• TASK: In the data below, locate each line with the word "SRMTID" and list it.

• STORED ROWS:
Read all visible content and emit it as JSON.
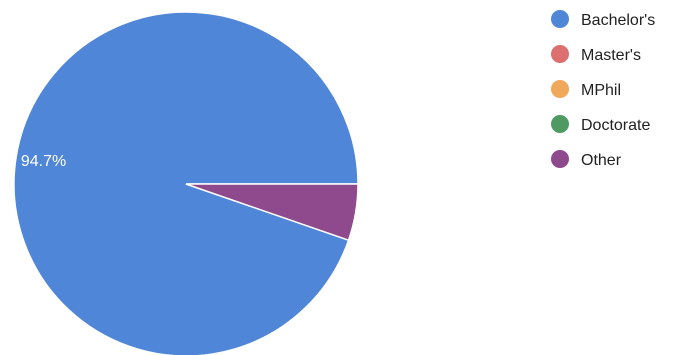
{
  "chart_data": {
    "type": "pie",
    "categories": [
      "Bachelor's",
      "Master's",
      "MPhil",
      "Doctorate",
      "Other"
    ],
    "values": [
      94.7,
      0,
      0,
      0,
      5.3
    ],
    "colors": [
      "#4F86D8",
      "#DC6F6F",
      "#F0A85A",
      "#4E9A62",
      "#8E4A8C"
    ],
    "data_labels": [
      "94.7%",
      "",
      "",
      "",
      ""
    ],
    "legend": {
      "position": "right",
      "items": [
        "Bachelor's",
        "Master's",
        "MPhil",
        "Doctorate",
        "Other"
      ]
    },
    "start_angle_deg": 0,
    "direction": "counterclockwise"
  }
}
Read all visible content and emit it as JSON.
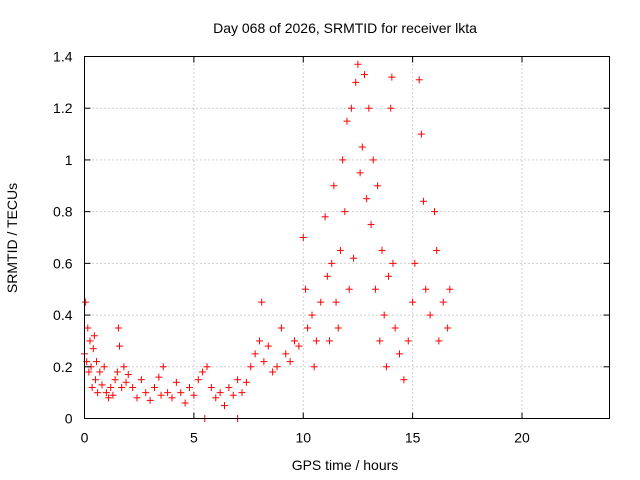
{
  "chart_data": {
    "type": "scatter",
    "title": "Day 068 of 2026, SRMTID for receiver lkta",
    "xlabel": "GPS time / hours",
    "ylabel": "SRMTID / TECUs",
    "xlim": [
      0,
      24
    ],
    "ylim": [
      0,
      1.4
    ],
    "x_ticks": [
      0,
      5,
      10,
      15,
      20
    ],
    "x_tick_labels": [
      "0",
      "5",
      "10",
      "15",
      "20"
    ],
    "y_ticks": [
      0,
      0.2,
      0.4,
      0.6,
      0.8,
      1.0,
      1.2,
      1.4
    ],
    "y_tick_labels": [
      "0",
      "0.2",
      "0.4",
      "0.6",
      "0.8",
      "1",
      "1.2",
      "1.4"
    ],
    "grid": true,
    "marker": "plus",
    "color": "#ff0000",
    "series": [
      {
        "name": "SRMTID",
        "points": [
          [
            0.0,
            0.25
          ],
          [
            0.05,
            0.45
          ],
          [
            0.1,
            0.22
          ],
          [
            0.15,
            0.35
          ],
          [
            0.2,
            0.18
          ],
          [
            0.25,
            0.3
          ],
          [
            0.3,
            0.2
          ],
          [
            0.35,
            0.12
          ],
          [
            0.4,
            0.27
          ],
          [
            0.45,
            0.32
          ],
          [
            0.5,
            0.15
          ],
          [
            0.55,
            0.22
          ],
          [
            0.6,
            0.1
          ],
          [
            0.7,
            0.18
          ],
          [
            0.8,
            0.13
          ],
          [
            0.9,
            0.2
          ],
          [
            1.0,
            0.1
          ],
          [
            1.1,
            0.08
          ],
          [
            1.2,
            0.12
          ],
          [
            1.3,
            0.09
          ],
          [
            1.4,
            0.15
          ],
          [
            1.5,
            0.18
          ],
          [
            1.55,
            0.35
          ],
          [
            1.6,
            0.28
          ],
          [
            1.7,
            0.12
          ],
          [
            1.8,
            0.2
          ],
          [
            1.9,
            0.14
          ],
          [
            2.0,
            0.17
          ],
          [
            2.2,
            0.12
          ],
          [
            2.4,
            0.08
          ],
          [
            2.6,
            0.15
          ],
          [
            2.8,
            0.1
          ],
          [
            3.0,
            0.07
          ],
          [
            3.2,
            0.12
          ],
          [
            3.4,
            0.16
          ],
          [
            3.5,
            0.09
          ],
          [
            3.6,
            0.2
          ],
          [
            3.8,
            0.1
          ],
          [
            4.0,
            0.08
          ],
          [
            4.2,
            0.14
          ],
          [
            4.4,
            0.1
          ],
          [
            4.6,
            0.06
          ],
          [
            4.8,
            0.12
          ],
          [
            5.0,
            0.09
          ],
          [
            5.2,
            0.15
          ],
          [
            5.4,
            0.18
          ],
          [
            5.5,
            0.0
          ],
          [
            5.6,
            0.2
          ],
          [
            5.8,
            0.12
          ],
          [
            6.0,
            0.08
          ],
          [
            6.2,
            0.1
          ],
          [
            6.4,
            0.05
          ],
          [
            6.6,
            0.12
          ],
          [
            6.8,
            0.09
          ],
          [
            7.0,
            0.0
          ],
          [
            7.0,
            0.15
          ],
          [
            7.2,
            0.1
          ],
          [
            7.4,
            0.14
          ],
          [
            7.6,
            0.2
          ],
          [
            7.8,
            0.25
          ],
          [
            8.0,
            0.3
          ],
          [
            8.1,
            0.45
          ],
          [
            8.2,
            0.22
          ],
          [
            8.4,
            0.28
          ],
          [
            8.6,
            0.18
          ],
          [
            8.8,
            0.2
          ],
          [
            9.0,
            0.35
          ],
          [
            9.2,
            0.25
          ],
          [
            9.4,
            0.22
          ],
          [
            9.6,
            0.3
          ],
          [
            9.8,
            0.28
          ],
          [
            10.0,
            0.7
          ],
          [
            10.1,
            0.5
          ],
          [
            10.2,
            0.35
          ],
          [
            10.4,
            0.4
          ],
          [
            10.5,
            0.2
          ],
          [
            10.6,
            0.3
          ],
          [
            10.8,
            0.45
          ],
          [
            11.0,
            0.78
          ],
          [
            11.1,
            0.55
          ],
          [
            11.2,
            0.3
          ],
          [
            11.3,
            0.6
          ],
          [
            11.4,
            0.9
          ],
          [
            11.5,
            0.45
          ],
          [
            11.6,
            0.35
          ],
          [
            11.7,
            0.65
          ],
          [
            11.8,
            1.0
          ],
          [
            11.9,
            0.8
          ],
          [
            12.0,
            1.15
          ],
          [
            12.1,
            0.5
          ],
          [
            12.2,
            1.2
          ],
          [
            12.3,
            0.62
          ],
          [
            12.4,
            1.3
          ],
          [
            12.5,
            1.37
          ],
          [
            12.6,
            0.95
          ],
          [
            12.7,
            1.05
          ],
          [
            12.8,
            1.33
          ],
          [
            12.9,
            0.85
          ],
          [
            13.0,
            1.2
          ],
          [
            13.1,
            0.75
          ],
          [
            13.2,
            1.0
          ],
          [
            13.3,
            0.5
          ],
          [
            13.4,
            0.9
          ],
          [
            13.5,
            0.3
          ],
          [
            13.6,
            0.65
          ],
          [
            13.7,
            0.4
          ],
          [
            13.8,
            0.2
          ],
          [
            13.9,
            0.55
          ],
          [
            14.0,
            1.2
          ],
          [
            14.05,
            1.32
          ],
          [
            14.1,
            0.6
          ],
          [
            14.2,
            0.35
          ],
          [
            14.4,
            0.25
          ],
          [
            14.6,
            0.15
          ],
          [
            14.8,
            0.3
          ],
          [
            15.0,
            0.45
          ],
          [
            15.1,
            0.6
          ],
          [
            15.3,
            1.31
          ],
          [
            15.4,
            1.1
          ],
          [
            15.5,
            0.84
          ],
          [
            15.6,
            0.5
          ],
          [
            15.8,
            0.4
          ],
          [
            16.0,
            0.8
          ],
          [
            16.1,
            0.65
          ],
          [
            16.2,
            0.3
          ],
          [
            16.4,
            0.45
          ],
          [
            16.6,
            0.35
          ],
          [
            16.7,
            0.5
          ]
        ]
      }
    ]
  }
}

• RESULT:
    "title": "Day 068 of 2026, SRMTID for receiver lkta",
    "ylabel": "SRMTID / TECUs",
        "name": "SRMTID",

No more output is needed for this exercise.